BEGIN Given records

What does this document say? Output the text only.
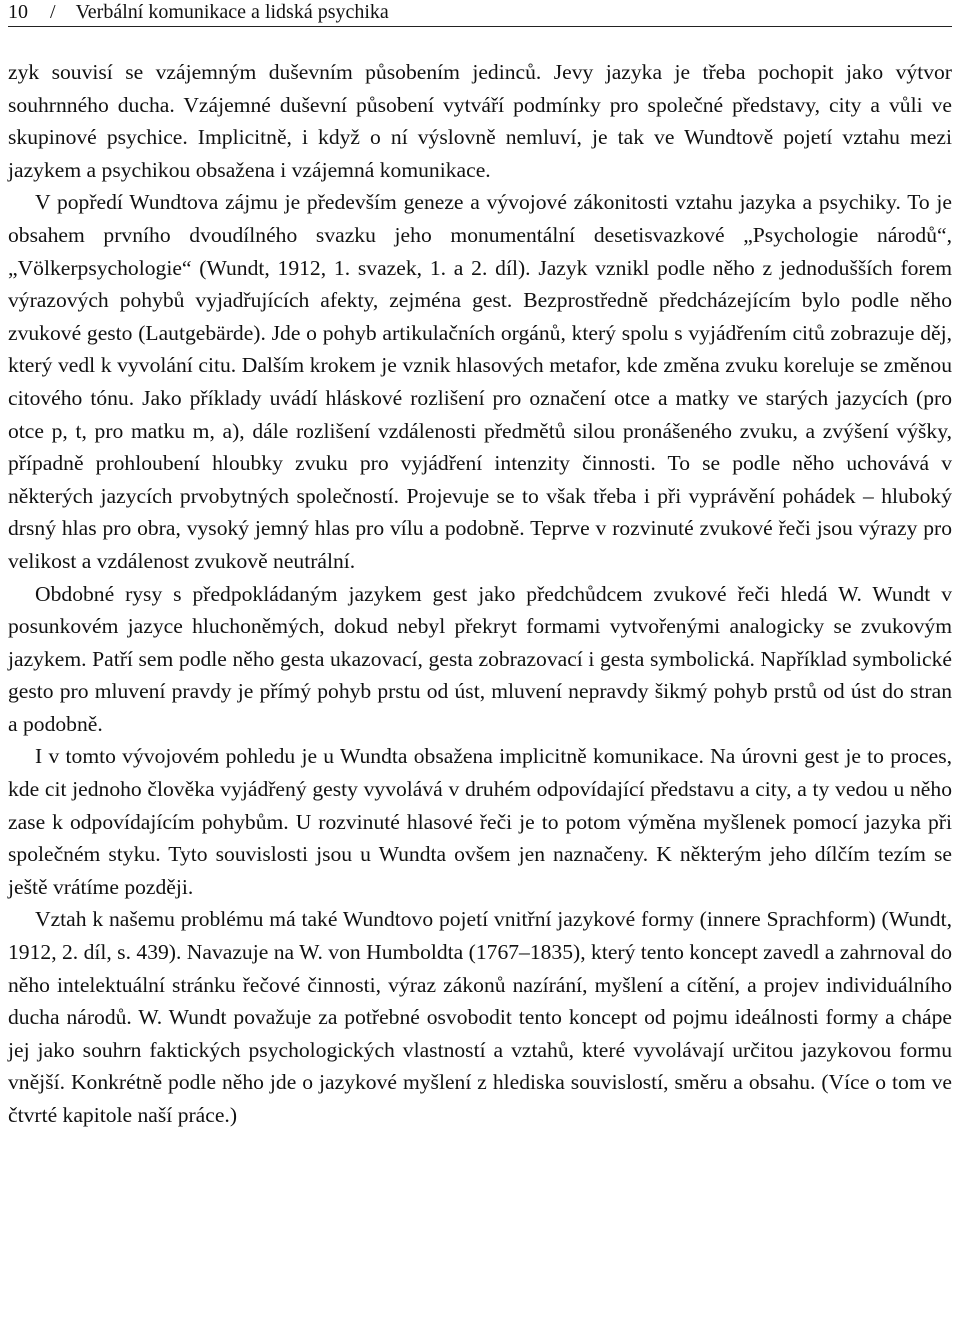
10 / Verbální komunikace a lidská psychika

zyk souvisí se vzájemným duševním působením jedinců. Jevy jazyka je třeba pochopit jako výtvor souhrnného ducha. Vzájemné duševní působení vytváří podmínky pro společné představy, city a vůli ve skupinové psychice. Implicitně, i když o ní výslovně nemluví, je tak ve Wundtově pojetí vztahu mezi jazykem a psychikou obsažena i vzájemná komunikace.

V popředí Wundtova zájmu je především geneze a vývojové zákonitosti vztahu jazyka a psychiky. To je obsahem prvního dvoudílného svazku jeho monumentální desetisvazkové „Psychologie národů“, „Völkerpsychologie“ (Wundt, 1912, 1. svazek, 1. a 2. díl). Jazyk vznikl podle něho z jednodušších forem výrazových pohybů vyjadřujících afekty, zejména gest. Bezprostředně předcházejícím bylo podle něho zvukové gesto (Lautgebärde). Jde o pohyb artikulačních orgánů, který spolu s vyjádřením citů zobrazuje děj, který vedl k vyvolání citu. Dalším krokem je vznik hlasových metafor, kde změna zvuku koreluje se změnou citového tónu. Jako příklady uvádí hláskové rozlišení pro označení otce a matky ve starých jazycích (pro otce p, t, pro matku m, a), dále rozlišení vzdálenosti předmětů silou pronášeného zvuku, a zvýšení výšky, případně prohloubení hloubky zvuku pro vyjádření intenzity činnosti. To se podle něho uchovává v některých jazycích prvobytných společností. Projevuje se to však třeba i při vyprávění pohádek – hluboký drsný hlas pro obra, vysoký jemný hlas pro vílu a podobně. Teprve v rozvinuté zvukové řeči jsou výrazy pro velikost a vzdálenost zvukově neutrální.

Obdobné rysy s předpokládaným jazykem gest jako předchůdcem zvukové řeči hledá W. Wundt v posunkovém jazyce hluchoněmých, dokud nebyl překryt formami vytvořenými analogicky se zvukovým jazykem. Patří sem podle něho gesta ukazovací, gesta zobrazovací i gesta symbolická. Například symbolické gesto pro mluvení pravdy je přímý pohyb prstu od úst, mluvení nepravdy šikmý pohyb prstů od úst do stran a podobně.

I v tomto vývojovém pohledu je u Wundta obsažena implicitně komunikace. Na úrovni gest je to proces, kde cit jednoho člověka vyjádřený gesty vyvolává v druhém odpovídající představu a city, a ty vedou u něho zase k odpovídajícím pohybům. U rozvinuté hlasové řeči je to potom výměna myšlenek pomocí jazyka při společném styku. Tyto souvislosti jsou u Wundta ovšem jen naznačeny. K některým jeho dílčím tezím se ještě vrátíme později.

Vztah k našemu problému má také Wundtovo pojetí vnitřní jazykové formy (innere Sprachform) (Wundt, 1912, 2. díl, s. 439). Navazuje na W. von Humboldta (1767–1835), který tento koncept zavedl a zahrnoval do něho intelektuální stránku řečové činnosti, výraz zákonů nazírání, myšlení a cítění, a projev individuálního ducha národů. W. Wundt považuje za potřebné osvobodit tento koncept od pojmu ideálnosti formy a chápe jej jako souhrn faktických psychologických vlastností a vztahů, které vyvolávají určitou jazykovou formu vnější. Konkrétně podle něho jde o jazykové myšlení z hlediska souvislostí, směru a obsahu. (Více o tom ve čtvrté kapitole naší práce.)
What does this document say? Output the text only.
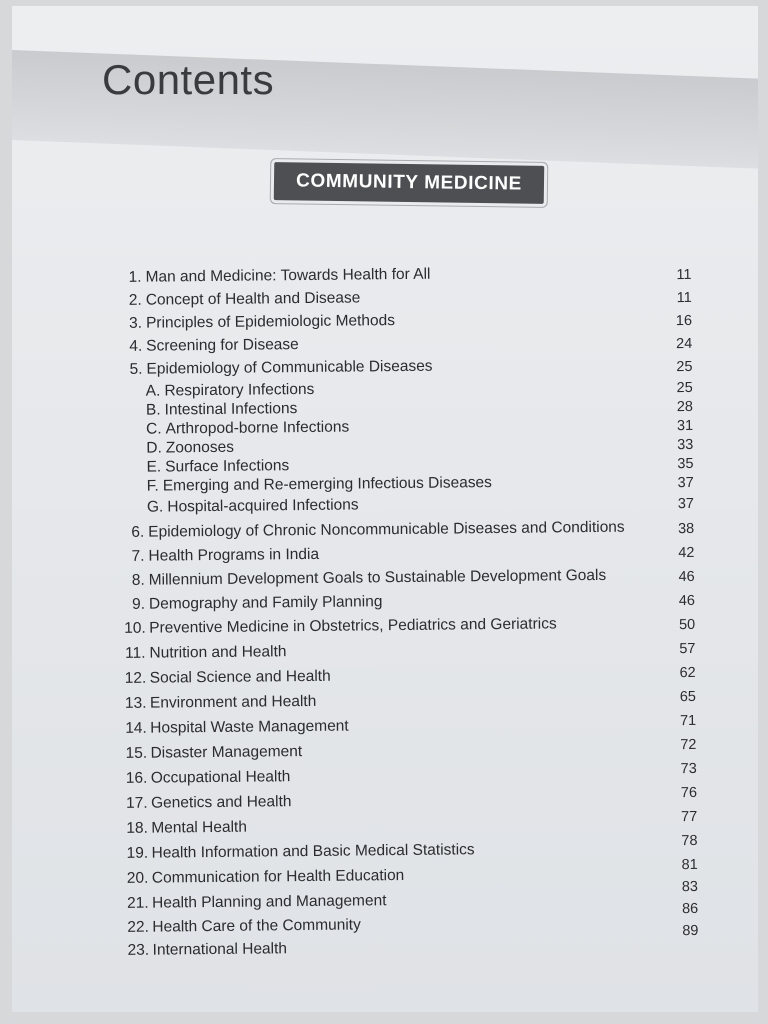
Contents
COMMUNITY MEDICINE
1. Man and Medicine: Towards Health for All
2. Concept of Health and Disease
3. Principles of Epidemiologic Methods
4. Screening for Disease
5. Epidemiology of Communicable Diseases
A. Respiratory Infections
B. Intestinal Infections
C. Arthropod-borne Infections
D. Zoonoses
E. Surface Infections
F. Emerging and Re-emerging Infectious Diseases
G. Hospital-acquired Infections
6. Epidemiology of Chronic Noncommunicable Diseases and Conditions
7. Health Programs in India
8. Millennium Development Goals to Sustainable Development Goals
9. Demography and Family Planning
10. Preventive Medicine in Obstetrics, Pediatrics and Geriatrics
11. Nutrition and Health
12. Social Science and Health
13. Environment and Health
14. Hospital Waste Management
15. Disaster Management
16. Occupational Health
17. Genetics and Health
18. Mental Health
19. Health Information and Basic Medical Statistics
20. Communication for Health Education
21. Health Planning and Management
22. Health Care of the Community
23. International Health
11
11
16
24
25
25
28
31
33
35
37
37
38
42
46
46
50
57
62
65
71
72
73
76
77
78
81
83
86
89
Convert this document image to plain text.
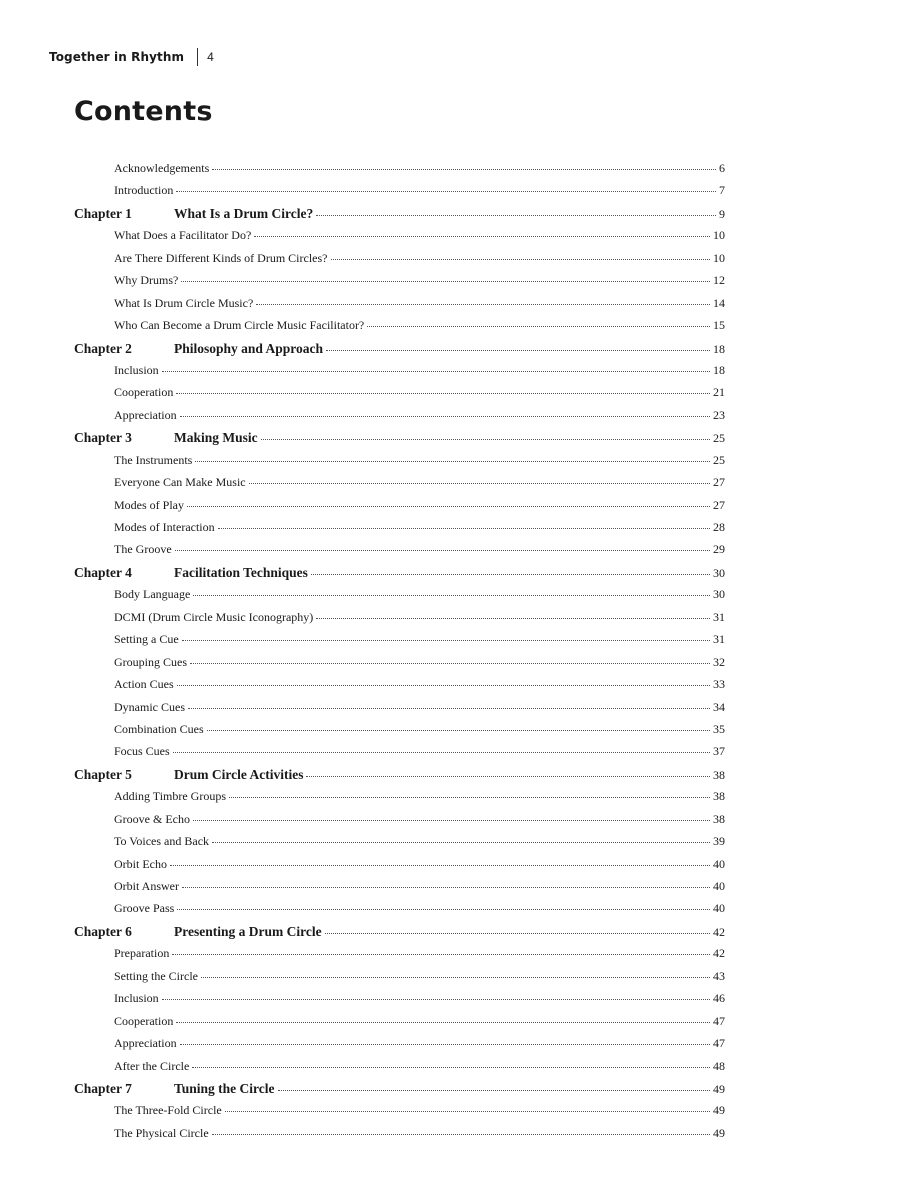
Together in Rhythm 4
Contents
Acknowledgements	6
Introduction	7
Chapter 1	What Is a Drum Circle?	9
What Does a Facilitator Do?	10
Are There Different Kinds of Drum Circles?	10
Why Drums?	12
What Is Drum Circle Music?	14
Who Can Become a Drum Circle Music Facilitator?	15
Chapter 2	Philosophy and Approach	18
Inclusion	18
Cooperation	21
Appreciation	23
Chapter 3	Making Music	25
The Instruments	25
Everyone Can Make Music	27
Modes of Play	27
Modes of Interaction	28
The Groove	29
Chapter 4	Facilitation Techniques	30
Body Language	30
DCMI (Drum Circle Music Iconography)	31
Setting a Cue	31
Grouping Cues	32
Action Cues	33
Dynamic Cues	34
Combination Cues	35
Focus Cues	37
Chapter 5	Drum Circle Activities	38
Adding Timbre Groups	38
Groove & Echo	38
To Voices and Back	39
Orbit Echo	40
Orbit Answer	40
Groove Pass	40
Chapter 6	Presenting a Drum Circle	42
Preparation	42
Setting the Circle	43
Inclusion	46
Cooperation	47
Appreciation	47
After the Circle	48
Chapter 7	Tuning the Circle	49
The Three-Fold Circle	49
The Physical Circle	49
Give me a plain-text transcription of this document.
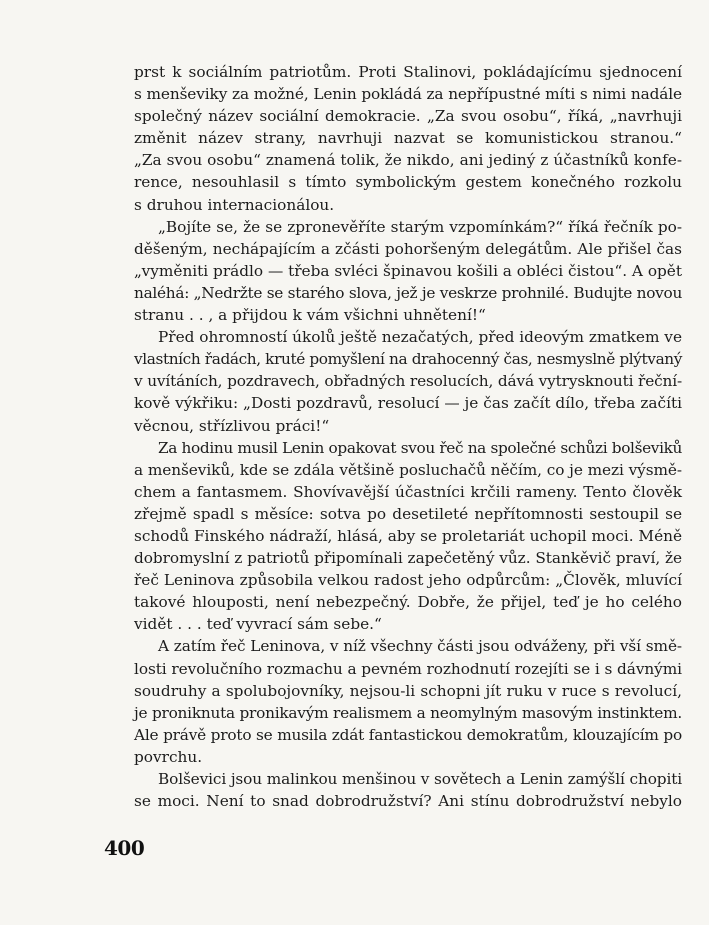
prst k sociálním patriotům. Proti Stalinovi, pokládajícímu sjednocení
s menševiky za možné, Lenin pokládá za nepřípustné míti s nimi nadále
společný název sociální demokracie. „Za svou osobu“, říká, „navrhuji
změnit název strany, navrhuji nazvat se komunistickou stranou.“
„Za svou osobu“ znamená tolik, že nikdo, ani jediný z účastníků konfe-
rence, nesouhlasil s tímto symbolickým gestem konečného rozkolu
s druhou internacionálou.
„Bojíte se, že se zpronevěříte starým vzpomínkám?“ říká řečník po-
děšeným, nechápajícím a zčásti pohoršeným delegátům. Ale přišel čas
„vyměniti prádlo — třeba svléci špinavou košili a obléci čistou“. A opět
naléhá: „Nedržte se starého slova, jež je veskrze prohnilé. Budujte novou
stranu . . , a přijdou k vám všichni uhnětení!“
Před ohromností úkolů ještě nezačatých, před ideovým zmatkem ve
vlastních řadách, kruté pomyšlení na drahocenný čas, nesmyslně plýtvaný
v uvítáních, pozdravech, obřadných resolucích, dává vytrysknouti řeční-
kově výkřiku: „Dosti pozdravů, resolucí — je čas začít dílo, třeba začíti
věcnou, střízlivou práci!“
Za hodinu musil Lenin opakovat svou řeč na společné schůzi bolševiků
a menševiků, kde se zdála většině posluchačů něčím, co je mezi výsmě-
chem a fantasmem. Shovívavější účastníci krčili rameny. Tento člověk
zřejmě spadl s měsíce: sotva po desetileté nepřítomnosti sestoupil se
schodů Finského nádraží, hlásá, aby se proletariát uchopil moci. Méně
dobromyslní z patriotů připomínali zapečetěný vůz. Stankěvič praví, že
řeč Leninova způsobila velkou radost jeho odpůrcům: „Člověk, mluvící
takové hlouposti, není nebezpečný. Dobře, že přijel, teď je ho celého
vidět . . . teď vyvrací sám sebe.“
A zatím řeč Leninova, v níž všechny části jsou odváženy, při vší smě-
losti revolučního rozmachu a pevném rozhodnutí rozejíti se i s dávnými
soudruhy a spolubojovníky, nejsou-li schopni jít ruku v ruce s revolucí,
je proniknuta pronikavým realismem a neomylným masovým instinktem.
Ale právě proto se musila zdát fantastickou demokratům, klouzajícím po
povrchu.
Bolševici jsou malinkou menšinou v sovětech a Lenin zamýšlí chopiti
se moci. Není to snad dobrodružství? Ani stínu dobrodružství nebylo
400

END Given records

| Task requirements |
Copy down every line of the material above that includes the string "Music".

| Answer to the problem |
What Is Drum Circle Music?	14
Who Can Become a Drum Circle Music Facilitator?	15
Chapter 3	Making Music	25
Everyone Can Make Music	27
DCMI (Drum Circle Music Iconography)	31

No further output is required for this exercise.